GIVEN TASK:
Swap every "legend-swatch" in the listing below for "legend-marker", and reproduce all other lines unchanged.
....................
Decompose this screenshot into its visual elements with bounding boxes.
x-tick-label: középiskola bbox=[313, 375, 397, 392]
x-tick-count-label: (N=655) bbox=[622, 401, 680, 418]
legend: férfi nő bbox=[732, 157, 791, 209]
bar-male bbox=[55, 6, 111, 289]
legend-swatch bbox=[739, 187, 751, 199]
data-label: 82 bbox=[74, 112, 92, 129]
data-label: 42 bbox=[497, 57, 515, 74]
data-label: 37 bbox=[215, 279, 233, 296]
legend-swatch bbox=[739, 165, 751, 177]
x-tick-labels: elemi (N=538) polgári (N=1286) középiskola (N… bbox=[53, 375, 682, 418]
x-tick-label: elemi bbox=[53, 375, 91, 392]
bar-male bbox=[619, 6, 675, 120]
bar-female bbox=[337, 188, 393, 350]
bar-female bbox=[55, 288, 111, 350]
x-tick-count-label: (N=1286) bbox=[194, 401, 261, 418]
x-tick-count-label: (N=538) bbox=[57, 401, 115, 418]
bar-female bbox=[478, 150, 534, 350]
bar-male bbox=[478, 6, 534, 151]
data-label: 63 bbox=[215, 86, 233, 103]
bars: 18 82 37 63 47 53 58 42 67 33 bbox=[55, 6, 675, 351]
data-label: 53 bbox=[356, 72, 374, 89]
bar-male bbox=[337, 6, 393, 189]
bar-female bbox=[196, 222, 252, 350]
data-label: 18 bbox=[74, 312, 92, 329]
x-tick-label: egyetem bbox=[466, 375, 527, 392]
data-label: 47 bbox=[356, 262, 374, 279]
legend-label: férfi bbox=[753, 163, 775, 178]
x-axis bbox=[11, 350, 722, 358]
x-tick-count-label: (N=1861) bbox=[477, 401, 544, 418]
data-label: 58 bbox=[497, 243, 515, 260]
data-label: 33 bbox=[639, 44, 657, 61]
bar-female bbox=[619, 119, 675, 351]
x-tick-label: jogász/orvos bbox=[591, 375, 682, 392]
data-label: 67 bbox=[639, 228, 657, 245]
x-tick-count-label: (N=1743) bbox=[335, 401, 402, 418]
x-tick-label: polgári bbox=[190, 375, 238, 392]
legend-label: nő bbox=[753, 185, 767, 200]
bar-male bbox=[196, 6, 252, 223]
....................
SOLUTION:
Decompose this screenshot into its visual elements with bounding boxes.
x-tick-label: középiskola bbox=[313, 375, 397, 392]
x-tick-count-label: (N=655) bbox=[622, 401, 680, 418]
legend: férfi nő bbox=[732, 157, 791, 209]
bar-male bbox=[55, 6, 111, 289]
legend-marker bbox=[739, 187, 751, 199]
data-label: 82 bbox=[74, 112, 92, 129]
data-label: 42 bbox=[497, 57, 515, 74]
data-label: 37 bbox=[215, 279, 233, 296]
legend-marker bbox=[739, 165, 751, 177]
x-tick-labels: elemi (N=538) polgári (N=1286) középiskola (N… bbox=[53, 375, 682, 418]
x-tick-label: elemi bbox=[53, 375, 91, 392]
bar-male bbox=[619, 6, 675, 120]
bar-female bbox=[337, 188, 393, 350]
bar-female bbox=[55, 288, 111, 350]
x-tick-count-label: (N=1286) bbox=[194, 401, 261, 418]
x-tick-count-label: (N=538) bbox=[57, 401, 115, 418]
bar-female bbox=[478, 150, 534, 350]
bar-male bbox=[478, 6, 534, 151]
data-label: 63 bbox=[215, 86, 233, 103]
bars: 18 82 37 63 47 53 58 42 67 33 bbox=[55, 6, 675, 351]
data-label: 53 bbox=[356, 72, 374, 89]
bar-male bbox=[337, 6, 393, 189]
bar-female bbox=[196, 222, 252, 350]
data-label: 18 bbox=[74, 312, 92, 329]
x-tick-label: egyetem bbox=[466, 375, 527, 392]
data-label: 47 bbox=[356, 262, 374, 279]
legend-label: férfi bbox=[753, 163, 775, 178]
x-axis bbox=[11, 350, 722, 358]
x-tick-count-label: (N=1861) bbox=[477, 401, 544, 418]
data-label: 58 bbox=[497, 243, 515, 260]
data-label: 33 bbox=[639, 44, 657, 61]
bar-female bbox=[619, 119, 675, 351]
x-tick-label: jogász/orvos bbox=[591, 375, 682, 392]
data-label: 67 bbox=[639, 228, 657, 245]
x-tick-count-label: (N=1743) bbox=[335, 401, 402, 418]
x-tick-label: polgári bbox=[190, 375, 238, 392]
legend-label: nő bbox=[753, 185, 767, 200]
bar-male bbox=[196, 6, 252, 223]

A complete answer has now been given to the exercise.